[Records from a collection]
########

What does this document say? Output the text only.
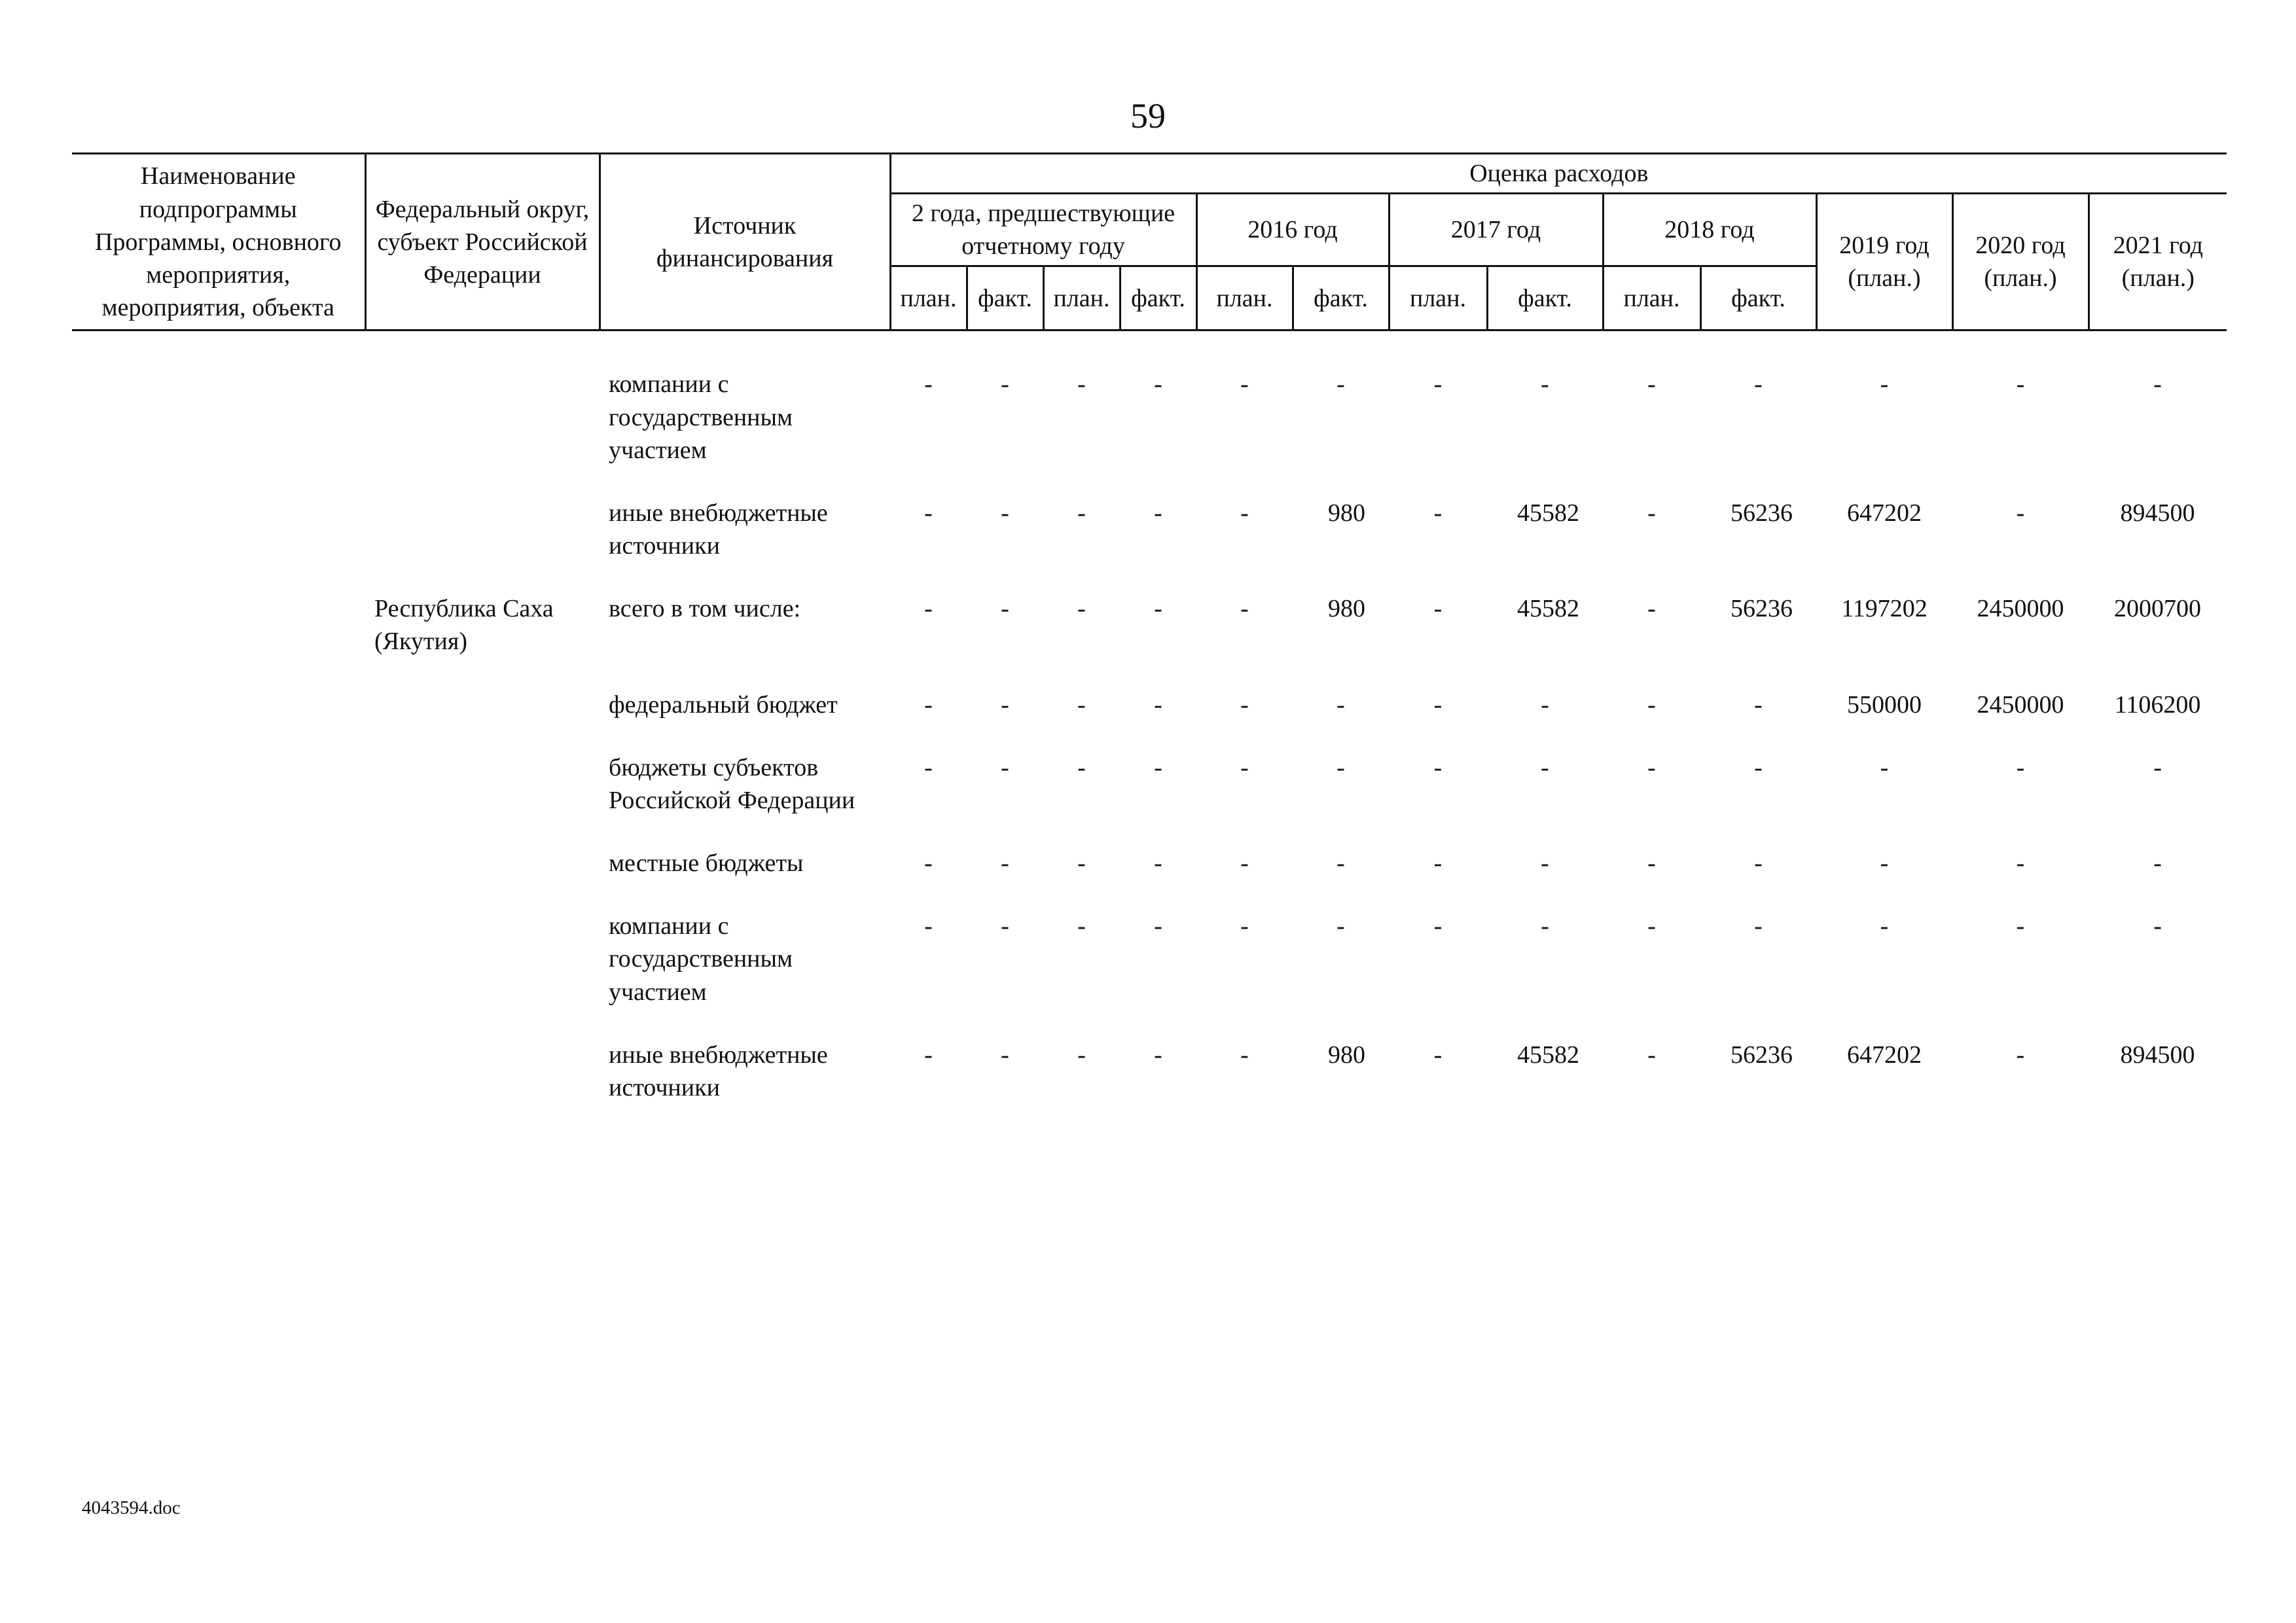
59
Наименование подпрограммы Программы, основного мероприятия, мероприятия, объекта	Федеральный округ, субъект Российской Федерации	Источник финансирования	Оценка расходов												
			2 года, предшествующие отчетному году				2016 год		2017 год		2018 год		2019 год (план.)	2020 год (план.)	2021 год (план.)
			план.	факт.	план.	факт.	план.	факт.	план.	факт.	план.	факт.			
		компании с государственным участием	-	-	-	-	-	-	-	-	-	-	-	-	-
		иные внебюджетные источники	-	-	-	-	-	980	-	45582	-	56236	647202	-	894500
	Республика Саха (Якутия)	всего в том числе:	-	-	-	-	-	980	-	45582	-	56236	1197202	2450000	2000700
		федеральный бюджет	-	-	-	-	-	-	-	-	-	-	550000	2450000	1106200
		бюджеты субъектов Российской Федерации	-	-	-	-	-	-	-	-	-	-	-	-	-
		местные бюджеты	-	-	-	-	-	-	-	-	-	-	-	-	-
		компании с государственным участием	-	-	-	-	-	-	-	-	-	-	-	-	-
		иные внебюджетные источники	-	-	-	-	-	980	-	45582	-	56236	647202	-	894500
4043594.doc
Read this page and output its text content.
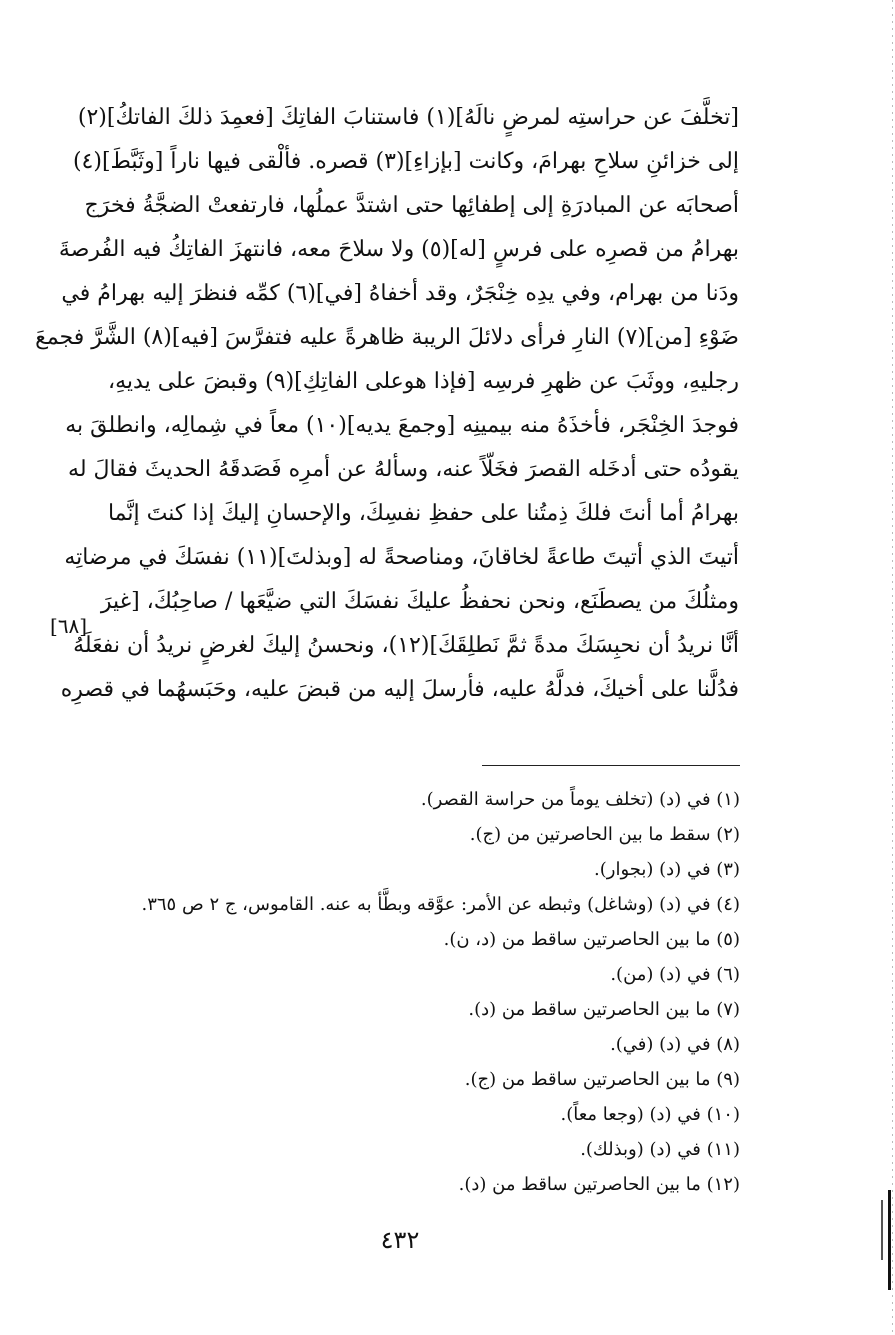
[تخلَّفَ عن حراستِه لمرضٍ نالَهُ](١) فاستنابَ الفاتِكَ [فعمِدَ ذلكَ الفاتكُ](٢)
إلى خزائنِ سلاحِ بهرامَ، وكانت [بإزاءِ](٣) قصره. فألْقى فيها ناراً [وثَبَّطَ](٤)
أصحابَه عن المبادرَةِ إلى إطفائِها حتى اشتدَّ عملُها، فارتفعتْ الضجَّةُ فخرَج
بهرامُ من قصرِه على فرسٍ [له](٥) ولا سلاحَ معه، فانتهزَ الفاتِكُ فيه الفُرصةَ
ودَنا من بهرام، وفي يدِه خِنْجَرٌ، وقد أخفاهُ [في](٦) كمِّه فنظرَ إليه بهرامُ في
ضَوْءِ [من](٧) النارِ فرأى دلائلَ الريبة ظاهرةً عليه فتفرَّسَ [فيه](٨) الشَّرَّ فجمعَ
رجليهِ، ووثَبَ عن ظهرِ فرسِه [فإذا هوعلى الفاتِكِ](٩) وقبضَ على يديهِ،
فوجدَ الخِنْجَر، فأخذَهُ منه بيمينِه [وجمعَ يديه](١٠) معاً في شِمالِه، وانطلقَ به
يقودُه حتى أدخَله القصرَ فخَلّاً عنه، وسألهُ عن أمرِه فَصَدقَهُ الحديثَ فقالَ له
بهرامُ أما أنتَ فلكَ ذِمتُنا على حفظِ نفسِكَ، والإحسانِ إليكَ إذا كنتَ إنَّما
أتيتَ الذي أتيتَ طاعةً لخاقانَ، ومناصحةً له [وبذلتَ](١١) نفسَكَ في مرضاتِه
ومثلُكَ من يصطَنَع، ونحن نحفظُ عليكَ نفسَكَ التي ضيَّعَها / صاحِبُكَ، [غيرَ
أنَّا نريدُ أن نحبِسَكَ مدةً ثمَّ نَطلِقَكَ](١٢)، ونحسنُ إليكَ لغرضٍ نريدُ أن نفعَلَهُ
فدُلَّنا على أخيكَ، فدلَّهُ عليه، فأرسلَ إليه من قبضَ عليه، وحَبَسهُما في قصرِه
[٦٨]
(١) في (د) (تخلف يوماً من حراسة القصر).
(٢) سقط ما بين الحاصرتين من (ج).
(٣) في (د) (بجوار).
(٤) في (د) (وشاغل) وثبطه عن الأمر: عوَّقه وبطَّأ به عنه. القاموس، ج ٢ ص ٣٦٥.
(٥) ما بين الحاصرتين ساقط من (د، ن).
(٦) في (د) (من).
(٧) ما بين الحاصرتين ساقط من (د).
(٨) في (د) (في).
(٩) ما بين الحاصرتين ساقط من (ج).
(١٠) في (د) (وجعا معاً).
(١١) في (د) (وبذلك).
(١٢) ما بين الحاصرتين ساقط من (د).
٤٣٢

########

Tally up the lines with the word "text" in them, and answer with that number by itself.

2